_SET PROBLEM_: Exactly how many lines have the word "value"? Answer with the bare number.

_DATA SUPPLIED_:

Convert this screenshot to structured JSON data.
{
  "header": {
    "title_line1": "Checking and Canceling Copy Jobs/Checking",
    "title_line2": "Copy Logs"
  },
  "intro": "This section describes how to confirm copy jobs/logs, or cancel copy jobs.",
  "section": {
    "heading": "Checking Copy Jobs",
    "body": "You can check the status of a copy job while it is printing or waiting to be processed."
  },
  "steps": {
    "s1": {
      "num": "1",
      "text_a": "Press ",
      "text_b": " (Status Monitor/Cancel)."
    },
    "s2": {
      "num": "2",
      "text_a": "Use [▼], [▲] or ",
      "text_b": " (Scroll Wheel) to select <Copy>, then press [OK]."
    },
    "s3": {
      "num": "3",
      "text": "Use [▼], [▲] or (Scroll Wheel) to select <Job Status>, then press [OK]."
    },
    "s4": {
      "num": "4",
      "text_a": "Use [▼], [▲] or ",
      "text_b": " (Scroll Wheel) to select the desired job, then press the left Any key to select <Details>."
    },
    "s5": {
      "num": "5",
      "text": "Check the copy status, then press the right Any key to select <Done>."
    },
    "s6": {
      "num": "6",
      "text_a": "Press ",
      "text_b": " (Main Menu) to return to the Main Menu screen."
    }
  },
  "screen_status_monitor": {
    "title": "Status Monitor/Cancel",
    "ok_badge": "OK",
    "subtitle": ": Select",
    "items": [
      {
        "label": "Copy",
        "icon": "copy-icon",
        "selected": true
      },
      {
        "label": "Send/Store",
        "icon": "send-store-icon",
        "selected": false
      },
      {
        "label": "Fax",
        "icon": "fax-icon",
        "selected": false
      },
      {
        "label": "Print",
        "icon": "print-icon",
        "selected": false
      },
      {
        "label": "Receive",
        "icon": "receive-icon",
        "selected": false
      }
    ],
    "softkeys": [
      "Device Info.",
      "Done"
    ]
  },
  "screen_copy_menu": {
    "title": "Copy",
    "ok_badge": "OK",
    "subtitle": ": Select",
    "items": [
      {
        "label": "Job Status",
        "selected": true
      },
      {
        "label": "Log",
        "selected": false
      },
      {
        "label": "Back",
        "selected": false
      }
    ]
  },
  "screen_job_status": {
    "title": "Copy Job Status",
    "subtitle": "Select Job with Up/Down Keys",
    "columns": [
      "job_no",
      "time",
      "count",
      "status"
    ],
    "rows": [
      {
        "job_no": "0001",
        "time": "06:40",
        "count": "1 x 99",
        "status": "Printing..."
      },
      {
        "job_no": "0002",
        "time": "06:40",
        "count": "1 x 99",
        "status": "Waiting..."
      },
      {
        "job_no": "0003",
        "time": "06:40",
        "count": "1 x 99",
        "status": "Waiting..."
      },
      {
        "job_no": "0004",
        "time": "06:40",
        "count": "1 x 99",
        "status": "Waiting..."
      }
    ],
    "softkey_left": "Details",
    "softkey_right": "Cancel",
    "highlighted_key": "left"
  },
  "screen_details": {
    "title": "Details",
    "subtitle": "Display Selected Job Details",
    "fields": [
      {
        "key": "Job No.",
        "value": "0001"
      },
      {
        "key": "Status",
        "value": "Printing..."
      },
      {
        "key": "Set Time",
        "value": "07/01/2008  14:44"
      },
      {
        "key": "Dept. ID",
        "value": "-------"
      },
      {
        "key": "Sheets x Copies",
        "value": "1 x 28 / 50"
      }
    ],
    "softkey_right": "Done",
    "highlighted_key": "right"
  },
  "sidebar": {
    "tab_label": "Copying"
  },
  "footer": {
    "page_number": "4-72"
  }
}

_RESULT BELOW_: 5